• _Records about charts and figures_:
--

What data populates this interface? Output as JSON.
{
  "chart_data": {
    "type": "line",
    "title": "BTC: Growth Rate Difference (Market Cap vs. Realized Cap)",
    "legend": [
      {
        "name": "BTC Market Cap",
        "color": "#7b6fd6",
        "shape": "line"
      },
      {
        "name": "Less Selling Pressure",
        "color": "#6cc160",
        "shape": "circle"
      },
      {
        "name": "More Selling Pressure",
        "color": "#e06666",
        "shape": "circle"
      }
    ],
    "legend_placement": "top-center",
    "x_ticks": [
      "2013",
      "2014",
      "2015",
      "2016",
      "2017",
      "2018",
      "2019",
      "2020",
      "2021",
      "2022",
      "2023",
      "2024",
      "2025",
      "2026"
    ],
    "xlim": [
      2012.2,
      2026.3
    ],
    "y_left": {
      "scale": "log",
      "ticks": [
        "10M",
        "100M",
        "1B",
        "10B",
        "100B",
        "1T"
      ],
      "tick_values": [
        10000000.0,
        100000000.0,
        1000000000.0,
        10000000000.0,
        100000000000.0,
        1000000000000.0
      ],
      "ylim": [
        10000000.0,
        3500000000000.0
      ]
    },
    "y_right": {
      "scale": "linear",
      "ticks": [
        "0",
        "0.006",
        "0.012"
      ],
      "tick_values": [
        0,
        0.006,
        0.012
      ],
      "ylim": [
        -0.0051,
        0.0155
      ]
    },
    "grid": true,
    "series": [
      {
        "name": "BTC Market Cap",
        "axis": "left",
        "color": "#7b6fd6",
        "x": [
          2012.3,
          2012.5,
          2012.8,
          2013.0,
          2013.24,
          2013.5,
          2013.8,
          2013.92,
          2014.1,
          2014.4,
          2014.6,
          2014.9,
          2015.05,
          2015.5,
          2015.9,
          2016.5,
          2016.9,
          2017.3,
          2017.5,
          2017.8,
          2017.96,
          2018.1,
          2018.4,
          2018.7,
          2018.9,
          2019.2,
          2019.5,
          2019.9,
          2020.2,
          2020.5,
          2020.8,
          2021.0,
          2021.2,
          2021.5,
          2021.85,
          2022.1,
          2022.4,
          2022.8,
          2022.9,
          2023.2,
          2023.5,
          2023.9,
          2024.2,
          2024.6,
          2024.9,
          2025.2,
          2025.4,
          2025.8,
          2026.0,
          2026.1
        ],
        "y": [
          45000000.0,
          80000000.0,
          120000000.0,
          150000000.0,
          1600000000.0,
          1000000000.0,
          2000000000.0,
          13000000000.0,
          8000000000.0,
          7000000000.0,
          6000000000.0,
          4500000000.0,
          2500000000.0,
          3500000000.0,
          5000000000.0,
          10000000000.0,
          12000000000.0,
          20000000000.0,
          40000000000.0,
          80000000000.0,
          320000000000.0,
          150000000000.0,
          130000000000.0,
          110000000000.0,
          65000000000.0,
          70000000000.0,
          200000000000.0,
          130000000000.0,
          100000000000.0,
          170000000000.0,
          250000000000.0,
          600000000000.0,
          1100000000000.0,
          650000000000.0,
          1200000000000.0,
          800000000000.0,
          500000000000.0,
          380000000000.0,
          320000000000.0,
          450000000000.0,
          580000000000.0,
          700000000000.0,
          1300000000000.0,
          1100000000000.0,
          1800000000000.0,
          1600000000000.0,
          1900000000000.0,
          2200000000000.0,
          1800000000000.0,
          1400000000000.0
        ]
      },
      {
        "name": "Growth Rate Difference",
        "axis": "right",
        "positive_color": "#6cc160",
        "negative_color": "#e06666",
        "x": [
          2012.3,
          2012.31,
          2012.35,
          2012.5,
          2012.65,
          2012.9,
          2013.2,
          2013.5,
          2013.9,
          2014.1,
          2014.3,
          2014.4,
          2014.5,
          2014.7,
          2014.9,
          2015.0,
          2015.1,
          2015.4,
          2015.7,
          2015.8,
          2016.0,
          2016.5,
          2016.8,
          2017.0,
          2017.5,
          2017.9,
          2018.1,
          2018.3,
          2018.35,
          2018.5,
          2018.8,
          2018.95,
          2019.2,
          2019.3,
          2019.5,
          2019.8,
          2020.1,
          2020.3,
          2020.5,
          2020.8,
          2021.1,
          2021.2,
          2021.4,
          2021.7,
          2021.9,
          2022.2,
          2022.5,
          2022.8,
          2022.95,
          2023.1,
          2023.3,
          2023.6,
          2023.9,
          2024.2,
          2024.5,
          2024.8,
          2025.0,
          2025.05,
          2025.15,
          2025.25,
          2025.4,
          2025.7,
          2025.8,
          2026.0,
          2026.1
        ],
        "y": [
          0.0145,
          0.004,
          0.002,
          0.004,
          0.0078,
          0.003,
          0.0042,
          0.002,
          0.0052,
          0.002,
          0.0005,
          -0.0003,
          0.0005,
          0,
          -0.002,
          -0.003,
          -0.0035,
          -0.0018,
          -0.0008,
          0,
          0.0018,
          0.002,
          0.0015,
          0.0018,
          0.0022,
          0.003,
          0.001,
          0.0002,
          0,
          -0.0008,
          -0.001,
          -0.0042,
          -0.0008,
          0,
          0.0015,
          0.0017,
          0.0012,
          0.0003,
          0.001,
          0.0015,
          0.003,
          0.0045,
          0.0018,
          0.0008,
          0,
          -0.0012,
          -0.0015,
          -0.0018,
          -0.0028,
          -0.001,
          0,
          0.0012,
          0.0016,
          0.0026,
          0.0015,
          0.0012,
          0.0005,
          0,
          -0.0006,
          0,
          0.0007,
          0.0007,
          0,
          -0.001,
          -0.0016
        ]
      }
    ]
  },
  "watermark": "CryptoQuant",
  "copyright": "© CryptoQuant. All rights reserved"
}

--

• _Exercise details_:
From the entries above, copy every line containing the word "Growth".

• _The output_:
    "title": "BTC: Growth Rate Difference (Market Cap vs. Realized Cap)",
        "name": "Growth Rate Difference",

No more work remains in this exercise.